### Problem to work on
Comb the records below for the string "Welcome" and copy each line where it turns up.

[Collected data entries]
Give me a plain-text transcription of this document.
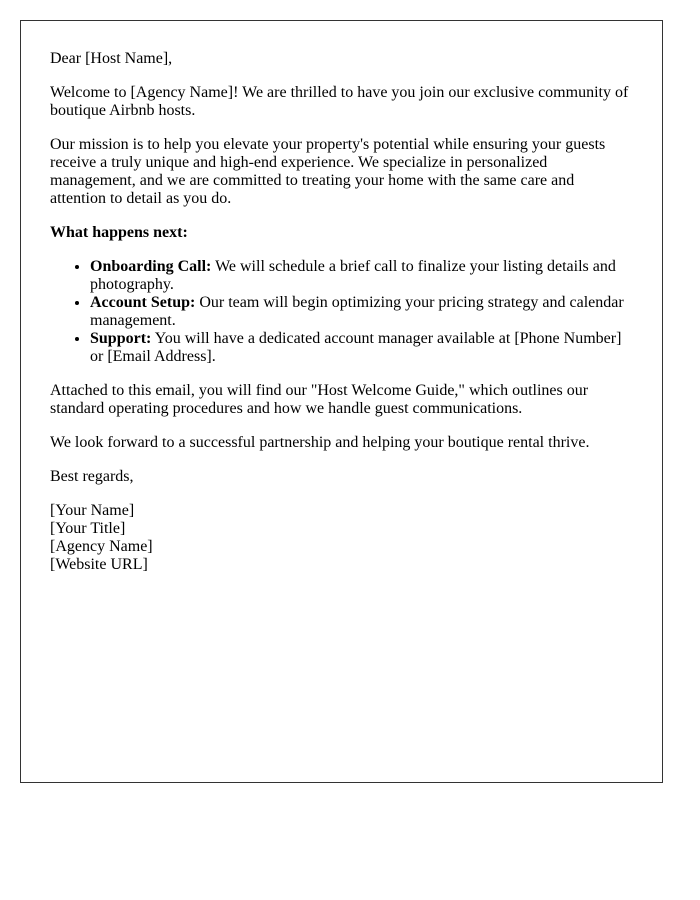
Dear [Host Name],

Welcome to [Agency Name]! We are thrilled to have you join our exclusive community of boutique Airbnb hosts.

Our mission is to help you elevate your property's potential while ensuring your guests receive a truly unique and high-end experience. We specialize in personalized management, and we are committed to treating your home with the same care and attention to detail as you do.

What happens next:

• Onboarding Call: We will schedule a brief call to finalize your listing details and photography.
• Account Setup: Our team will begin optimizing your pricing strategy and calendar management.
• Support: You will have a dedicated account manager available at [Phone Number] or [Email Address].

Attached to this email, you will find our "Host Welcome Guide," which outlines our standard operating procedures and how we handle guest communications.

We look forward to a successful partnership and helping your boutique rental thrive.

Best regards,

[Your Name]

[Your Title]

[Agency Name]

[Website URL]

### Written answer
Welcome to [Agency Name]! We are thrilled to have you join our exclusive community of boutique Airbnb hosts.
Attached to this email, you will find our "Host Welcome Guide," which outlines our standard operating procedures and how we handle guest communications.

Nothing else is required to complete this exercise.